§ WORK TO COMPLETE:
Reproduce all the lines below exactly and omit the images.

§ DATA PROVIDED:
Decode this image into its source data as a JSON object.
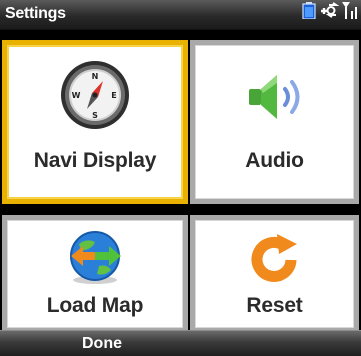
{
  "window": {
    "title": "Settings"
  },
  "status_icons": [
    "battery-icon",
    "connection-icon",
    "signal-icon"
  ],
  "tiles": [
    {
      "label": "Navi Display",
      "icon": "compass-icon",
      "selected": true
    },
    {
      "label": "Audio",
      "icon": "speaker-icon",
      "selected": false
    },
    {
      "label": "Load Map",
      "icon": "globe-map-icon",
      "selected": false
    },
    {
      "label": "Reset",
      "icon": "reset-arrow-icon",
      "selected": false
    }
  ],
  "softkeys": {
    "left": "Done"
  },
  "colors": {
    "selected_border": "#e9b200",
    "tile_border": "#a9a9a9"
  }
}
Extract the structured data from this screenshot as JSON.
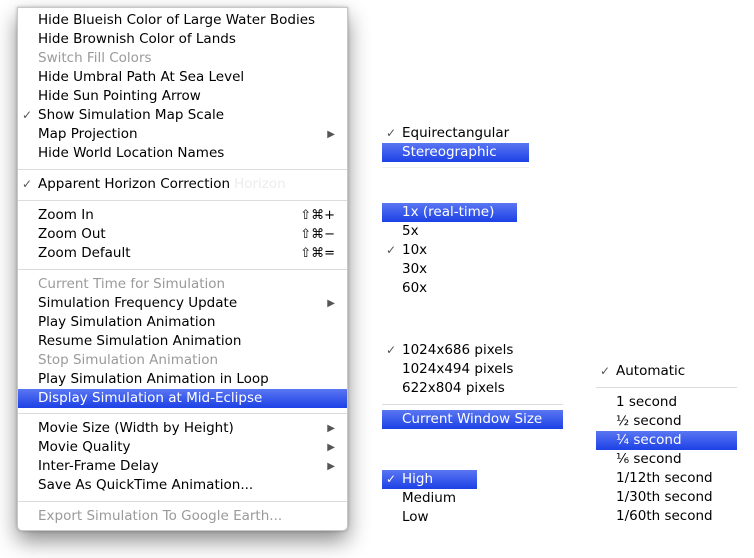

§ OUTPUT FOR THIS EXERCISE:
Decode this image into its source data as a JSON object.
{
  "window": {
    "title": "Settings"
  },
  "status_icons": [
    "battery-icon",
    "connection-icon",
    "signal-icon"
  ],
  "tiles": [
    {
      "label": "Navi Display",
      "icon": "compass-icon",
      "selected": true
    },
    {
      "label": "Audio",
      "icon": "speaker-icon",
      "selected": false
    },
    {
      "label": "Load Map",
      "icon": "globe-map-icon",
      "selected": false
    },
    {
      "label": "Reset",
      "icon": "reset-arrow-icon",
      "selected": false
    }
  ],
  "softkeys": {
    "left": "Done"
  },
  "colors": {
    "selected_border": "#e9b200",
    "tile_border": "#a9a9a9"
  }
}
Extract the structured data from this screenshot as JSON.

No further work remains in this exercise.